#### Article
Start

The Biden administration has long singled-out China as the “biggest geopolitical test of the 21st century,” but Russia’s three-month war in Ukraine has consumed the White House’s time and attention as the death toll climbs and the fighting sends energy prices and inflation soaring.

In Blinken’s address, the culmination of months of internal deliberations over how to approach Beijing, he emphasized that China, unlike Russia, is the only country powerful enough to challenge U.S. dominance on the world stage.

“Even as President Putin’s war continues, we will remain focused on the most serious long-term challenge to the international order — and that’s posed by the People’s Republic of China,” Blinken said. “China is the only country with both the intent to reshape the international order, and increasingly the economic, diplomatic, military and technological power to do it.”

Blinken said allowing China to dominate the 21st century given its lack of respect for human rights “would move us away from the universal values that have sustained so much of the world’s progress over the past 75 years.”

He specifically called out the country’s human rights practices in Tibet, Hong Kong and Xinjiang, where he accused Beijing of carrying out “genocide” against Uyghurs and other ethnic minorities.

End

Write out the part of the article on Blinken's China speech that opens with the words containing "He specifically called" and closes with "other ethnic minorities.", swapping "ethnic minorities" for "religious minorities". These records come from a separate source.

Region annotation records
Start

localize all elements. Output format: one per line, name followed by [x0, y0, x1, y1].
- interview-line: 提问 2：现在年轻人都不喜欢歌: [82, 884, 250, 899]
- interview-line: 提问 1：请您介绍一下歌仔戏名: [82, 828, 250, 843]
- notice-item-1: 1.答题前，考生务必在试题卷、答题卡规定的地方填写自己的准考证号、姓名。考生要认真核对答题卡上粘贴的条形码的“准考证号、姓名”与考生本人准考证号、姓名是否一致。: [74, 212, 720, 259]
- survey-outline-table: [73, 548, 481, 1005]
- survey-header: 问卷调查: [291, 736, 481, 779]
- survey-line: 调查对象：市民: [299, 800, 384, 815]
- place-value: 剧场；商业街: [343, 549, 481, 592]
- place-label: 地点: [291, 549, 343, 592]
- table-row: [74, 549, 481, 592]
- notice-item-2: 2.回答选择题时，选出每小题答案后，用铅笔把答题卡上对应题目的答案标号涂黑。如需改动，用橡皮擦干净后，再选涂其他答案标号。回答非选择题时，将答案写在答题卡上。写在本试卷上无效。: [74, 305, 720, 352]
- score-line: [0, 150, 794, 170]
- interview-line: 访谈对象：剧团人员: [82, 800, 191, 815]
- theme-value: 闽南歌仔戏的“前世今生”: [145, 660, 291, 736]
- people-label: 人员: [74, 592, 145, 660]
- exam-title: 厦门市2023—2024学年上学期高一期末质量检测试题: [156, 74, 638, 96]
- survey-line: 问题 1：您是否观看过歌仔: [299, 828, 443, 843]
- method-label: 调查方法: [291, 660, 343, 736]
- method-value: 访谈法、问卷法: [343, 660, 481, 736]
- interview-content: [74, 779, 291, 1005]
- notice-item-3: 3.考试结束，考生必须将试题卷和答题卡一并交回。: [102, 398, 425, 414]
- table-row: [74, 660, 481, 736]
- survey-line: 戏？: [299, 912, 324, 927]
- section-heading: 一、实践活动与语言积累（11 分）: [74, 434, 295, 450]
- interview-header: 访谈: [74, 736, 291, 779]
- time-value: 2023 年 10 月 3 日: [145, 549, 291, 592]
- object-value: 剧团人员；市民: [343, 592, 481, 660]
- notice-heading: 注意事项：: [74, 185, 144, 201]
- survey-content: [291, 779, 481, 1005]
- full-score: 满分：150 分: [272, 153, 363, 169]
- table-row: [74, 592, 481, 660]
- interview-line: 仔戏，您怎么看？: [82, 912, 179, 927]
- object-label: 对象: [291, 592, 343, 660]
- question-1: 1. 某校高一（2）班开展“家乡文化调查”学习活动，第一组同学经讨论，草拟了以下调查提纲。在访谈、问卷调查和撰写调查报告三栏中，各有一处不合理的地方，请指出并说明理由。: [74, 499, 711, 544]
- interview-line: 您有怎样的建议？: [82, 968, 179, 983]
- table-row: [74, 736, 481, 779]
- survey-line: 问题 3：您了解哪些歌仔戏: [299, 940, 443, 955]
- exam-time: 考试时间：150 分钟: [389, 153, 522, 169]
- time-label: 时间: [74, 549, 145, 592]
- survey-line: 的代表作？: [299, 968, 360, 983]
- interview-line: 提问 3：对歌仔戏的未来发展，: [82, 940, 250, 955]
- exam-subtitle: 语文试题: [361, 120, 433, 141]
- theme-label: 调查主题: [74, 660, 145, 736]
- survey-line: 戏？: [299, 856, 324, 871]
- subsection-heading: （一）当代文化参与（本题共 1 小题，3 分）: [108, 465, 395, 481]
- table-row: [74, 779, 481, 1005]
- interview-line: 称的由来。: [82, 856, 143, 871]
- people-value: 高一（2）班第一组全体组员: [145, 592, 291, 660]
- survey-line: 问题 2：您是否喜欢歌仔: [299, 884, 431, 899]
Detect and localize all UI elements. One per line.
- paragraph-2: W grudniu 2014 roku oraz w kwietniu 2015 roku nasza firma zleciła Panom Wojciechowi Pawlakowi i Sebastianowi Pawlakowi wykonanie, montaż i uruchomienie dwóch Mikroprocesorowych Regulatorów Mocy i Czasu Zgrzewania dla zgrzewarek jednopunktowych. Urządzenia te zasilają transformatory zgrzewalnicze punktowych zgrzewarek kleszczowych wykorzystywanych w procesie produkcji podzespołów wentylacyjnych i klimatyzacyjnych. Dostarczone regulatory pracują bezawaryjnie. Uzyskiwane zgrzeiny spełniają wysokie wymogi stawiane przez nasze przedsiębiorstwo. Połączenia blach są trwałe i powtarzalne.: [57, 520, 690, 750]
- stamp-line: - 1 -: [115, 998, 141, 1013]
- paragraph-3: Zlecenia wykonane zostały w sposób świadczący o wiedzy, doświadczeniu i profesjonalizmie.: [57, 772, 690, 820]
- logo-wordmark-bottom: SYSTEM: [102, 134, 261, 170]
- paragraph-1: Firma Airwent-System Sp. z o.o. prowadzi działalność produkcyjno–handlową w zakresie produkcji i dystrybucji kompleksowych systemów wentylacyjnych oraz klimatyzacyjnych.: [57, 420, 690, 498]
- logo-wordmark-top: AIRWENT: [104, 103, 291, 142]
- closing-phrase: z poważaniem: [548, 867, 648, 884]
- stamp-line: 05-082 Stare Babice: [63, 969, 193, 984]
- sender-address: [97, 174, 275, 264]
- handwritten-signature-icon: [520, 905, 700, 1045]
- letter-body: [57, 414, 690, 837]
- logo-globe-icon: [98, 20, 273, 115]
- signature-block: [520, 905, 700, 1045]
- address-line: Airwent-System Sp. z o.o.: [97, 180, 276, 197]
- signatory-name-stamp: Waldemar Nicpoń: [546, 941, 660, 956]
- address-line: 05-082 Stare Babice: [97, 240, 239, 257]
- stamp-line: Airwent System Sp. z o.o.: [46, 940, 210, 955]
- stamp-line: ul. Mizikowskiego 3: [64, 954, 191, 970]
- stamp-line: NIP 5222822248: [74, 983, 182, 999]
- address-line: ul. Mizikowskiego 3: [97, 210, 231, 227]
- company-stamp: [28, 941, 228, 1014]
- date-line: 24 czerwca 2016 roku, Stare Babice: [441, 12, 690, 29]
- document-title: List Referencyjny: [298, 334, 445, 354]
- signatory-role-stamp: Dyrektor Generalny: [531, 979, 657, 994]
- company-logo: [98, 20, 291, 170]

End

#### Response to this exercise
He specifically called out the country’s human rights practices in Tibet, Hong Kong and Xinjiang, where he accused Beijing of carrying out “genocide” against Uyghurs and other religious minorities.